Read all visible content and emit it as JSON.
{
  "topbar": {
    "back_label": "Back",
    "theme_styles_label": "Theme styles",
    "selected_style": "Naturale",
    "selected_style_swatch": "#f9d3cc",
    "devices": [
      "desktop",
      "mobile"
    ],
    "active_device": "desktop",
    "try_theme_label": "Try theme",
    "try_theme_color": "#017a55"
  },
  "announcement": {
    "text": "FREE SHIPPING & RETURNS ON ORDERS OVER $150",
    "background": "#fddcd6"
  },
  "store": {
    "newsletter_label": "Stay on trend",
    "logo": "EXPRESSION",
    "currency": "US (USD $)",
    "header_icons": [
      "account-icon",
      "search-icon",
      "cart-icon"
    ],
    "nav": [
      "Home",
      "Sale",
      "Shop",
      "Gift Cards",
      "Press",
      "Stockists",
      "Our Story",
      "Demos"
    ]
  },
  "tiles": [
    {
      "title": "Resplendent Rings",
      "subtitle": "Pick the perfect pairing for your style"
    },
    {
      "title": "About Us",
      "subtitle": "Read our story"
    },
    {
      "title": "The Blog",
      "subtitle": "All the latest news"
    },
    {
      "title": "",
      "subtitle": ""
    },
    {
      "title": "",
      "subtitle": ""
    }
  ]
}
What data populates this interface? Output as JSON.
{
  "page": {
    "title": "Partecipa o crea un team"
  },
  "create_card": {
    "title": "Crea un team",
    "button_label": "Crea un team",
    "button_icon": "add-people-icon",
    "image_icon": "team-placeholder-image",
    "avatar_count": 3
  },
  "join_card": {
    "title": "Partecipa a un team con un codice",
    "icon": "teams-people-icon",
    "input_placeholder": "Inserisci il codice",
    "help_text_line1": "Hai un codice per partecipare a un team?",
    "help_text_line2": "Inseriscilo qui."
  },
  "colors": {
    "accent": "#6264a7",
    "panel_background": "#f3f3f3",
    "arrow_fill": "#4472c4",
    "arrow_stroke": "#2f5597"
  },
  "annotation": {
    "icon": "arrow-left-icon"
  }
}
•••••
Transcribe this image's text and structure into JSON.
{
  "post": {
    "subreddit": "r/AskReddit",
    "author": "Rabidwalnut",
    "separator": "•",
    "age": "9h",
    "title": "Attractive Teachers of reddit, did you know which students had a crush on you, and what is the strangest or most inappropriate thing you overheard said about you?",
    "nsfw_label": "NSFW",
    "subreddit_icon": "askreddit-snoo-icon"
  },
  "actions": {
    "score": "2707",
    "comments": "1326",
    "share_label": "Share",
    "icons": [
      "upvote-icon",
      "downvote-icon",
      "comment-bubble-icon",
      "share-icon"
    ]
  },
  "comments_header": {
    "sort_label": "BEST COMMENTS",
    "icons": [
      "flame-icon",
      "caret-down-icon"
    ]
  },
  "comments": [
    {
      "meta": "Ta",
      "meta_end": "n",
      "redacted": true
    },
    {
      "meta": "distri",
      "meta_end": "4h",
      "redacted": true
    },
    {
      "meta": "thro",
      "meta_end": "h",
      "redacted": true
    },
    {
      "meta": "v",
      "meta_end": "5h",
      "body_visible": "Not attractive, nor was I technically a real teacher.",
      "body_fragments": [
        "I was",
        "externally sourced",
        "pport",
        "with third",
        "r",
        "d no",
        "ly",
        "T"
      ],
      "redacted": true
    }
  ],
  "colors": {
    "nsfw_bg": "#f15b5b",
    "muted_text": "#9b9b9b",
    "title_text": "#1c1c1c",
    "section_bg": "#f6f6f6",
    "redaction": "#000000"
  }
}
•••••
▸ PROBLEM REQUIREMENTS
Gather every line containing the word "people" and copy it.

▸ TASK ANSWER
    "button_icon": "add-people-icon",
    "icon": "teams-people-icon",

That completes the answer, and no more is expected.